___ DATASET
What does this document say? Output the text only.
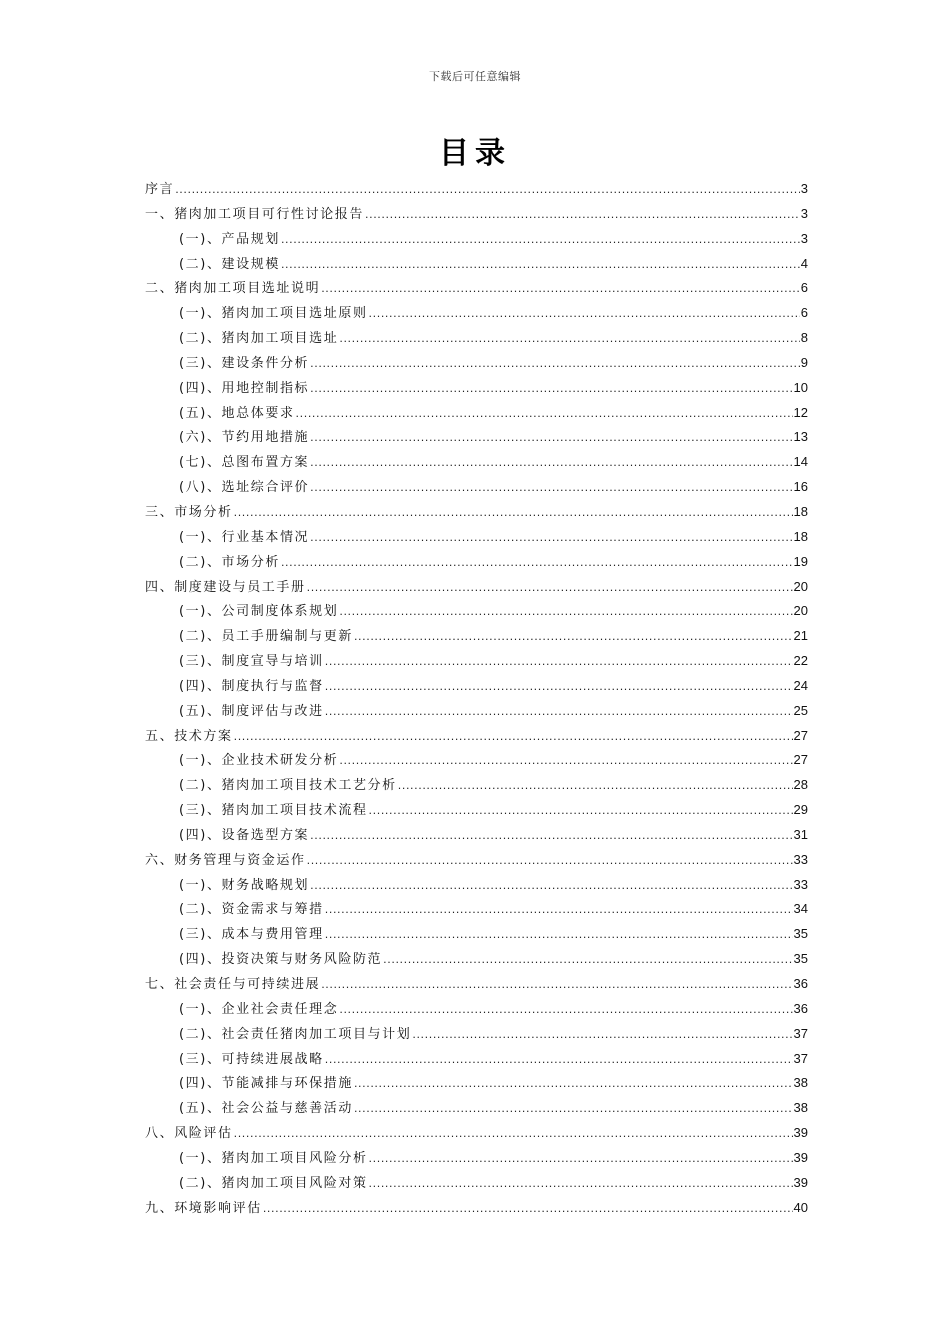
下载后可任意编辑
目录
序言 .....	3
一、猪肉加工项目可行性讨论报告 .....	3
(一)、产品规划 .....	3
(二)、建设规模 .....	4
二、猪肉加工项目选址说明 .....	6
(一)、猪肉加工项目选址原则 .....	6
(二)、猪肉加工项目选址 .....	8
(三)、建设条件分析 .....	9
(四)、用地控制指标 .....	10
(五)、地总体要求 .....	12
(六)、节约用地措施 .....	13
(七)、总图布置方案 .....	14
(八)、选址综合评价 .....	16
三、市场分析 .....	18
(一)、行业基本情况 .....	18
(二)、市场分析 .....	19
四、制度建设与员工手册 .....	20
(一)、公司制度体系规划 .....	20
(二)、员工手册编制与更新 .....	21
(三)、制度宣导与培训 .....	22
(四)、制度执行与监督 .....	24
(五)、制度评估与改进 .....	25
五、技术方案 .....	27
(一)、企业技术研发分析 .....	27
(二)、猪肉加工项目技术工艺分析 .....	28
(三)、猪肉加工项目技术流程 .....	29
(四)、设备选型方案 .....	31
六、财务管理与资金运作 .....	33
(一)、财务战略规划 .....	33
(二)、资金需求与筹措 .....	34
(三)、成本与费用管理 .....	35
(四)、投资决策与财务风险防范 .....	35
七、社会责任与可持续进展 .....	36
(一)、企业社会责任理念 .....	36
(二)、社会责任猪肉加工项目与计划 .....	37
(三)、可持续进展战略 .....	37
(四)、节能减排与环保措施 .....	38
(五)、社会公益与慈善活动 .....	38
八、风险评估 .....	39
(一)、猪肉加工项目风险分析 .....	39
(二)、猪肉加工项目风险对策 .....	39
九、环境影响评估 .....	40
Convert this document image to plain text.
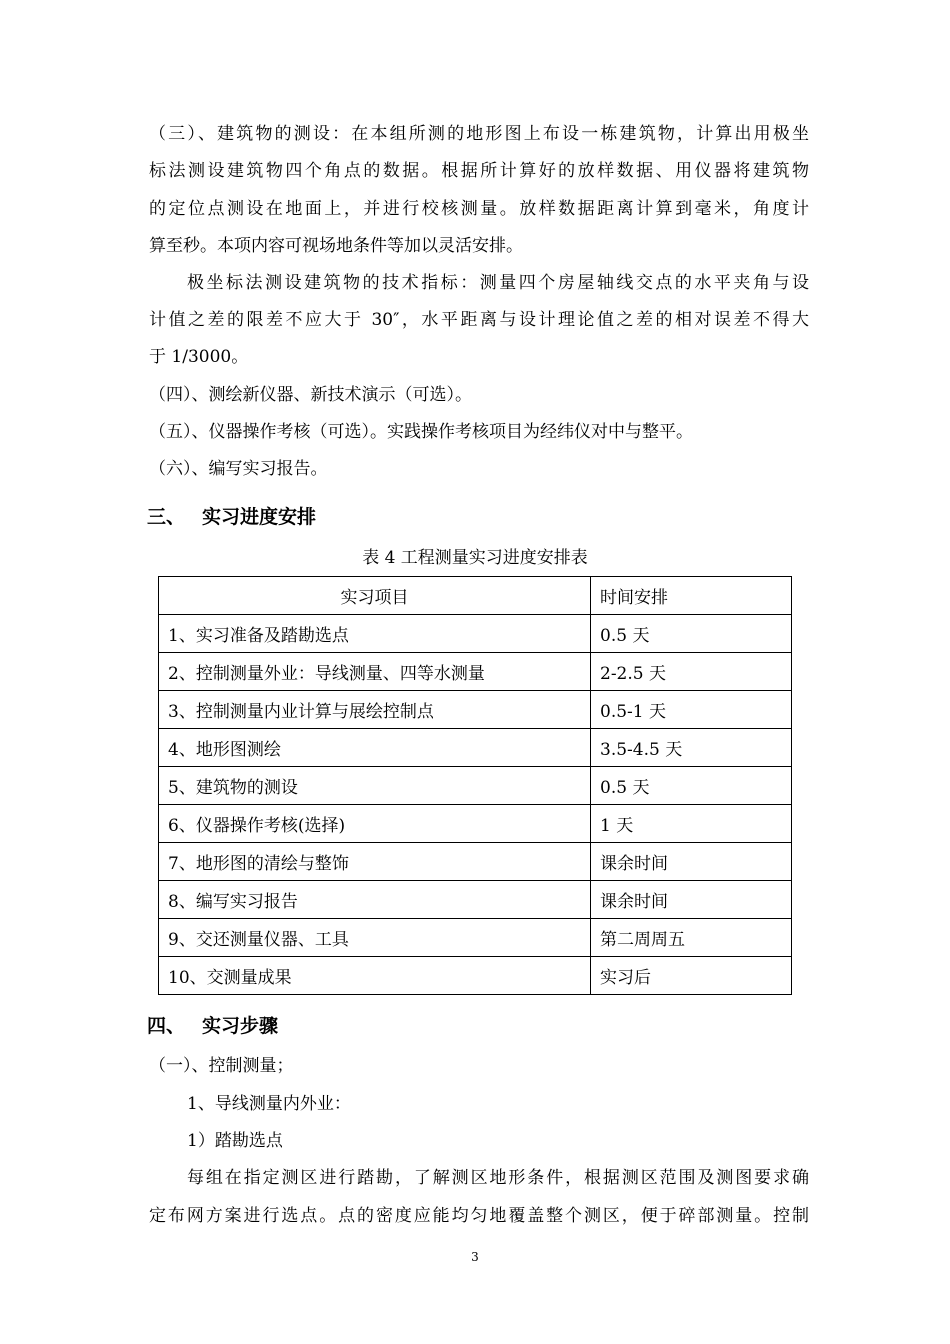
（三）、建筑物的测设：在本组所测的地形图上布设一栋建筑物，计算出用极坐
标法测设建筑物四个角点的数据。根据所计算好的放样数据、用仪器将建筑物
的定位点测设在地面上，并进行校核测量。放样数据距离计算到毫米，角度计
算至秒。本项内容可视场地条件等加以灵活安排。
极坐标法测设建筑物的技术指标：测量四个房屋轴线交点的水平夹角与设
计值之差的限差不应大于 30″，水平距离与设计理论值之差的相对误差不得大
于 1/3000。
（四）、测绘新仪器、新技术演示（可选）。
（五）、仪器操作考核（可选）。实践操作考核项目为经纬仪对中与整平。
（六）、编写实习报告。
三、 实习进度安排
表 4 工程测量实习进度安排表
实习项目	时间安排
1、实习准备及踏勘选点	0.5 天
2、控制测量外业：导线测量、四等水测量	2-2.5 天
3、控制测量内业计算与展绘控制点	0.5-1 天
4、地形图测绘	3.5-4.5 天
5、建筑物的测设	0.5 天
6、仪器操作考核(选择)	1 天
7、地形图的清绘与整饰	课余时间
8、编写实习报告	课余时间
9、交还测量仪器、工具	第二周周五
10、交测量成果	实习后
四、 实习步骤
（一）、控制测量；
1、导线测量内外业：
1）踏勘选点
每组在指定测区进行踏勘，了解测区地形条件，根据测区范围及测图要求确
定布网方案进行选点。点的密度应能均匀地覆盖整个测区，便于碎部测量。控制
3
______
▶ _THE EXERCISE_
Gather each line that holds "document".

▶ _RESULT_
What does this document say? Output the text only.
Convert this document image to plain text.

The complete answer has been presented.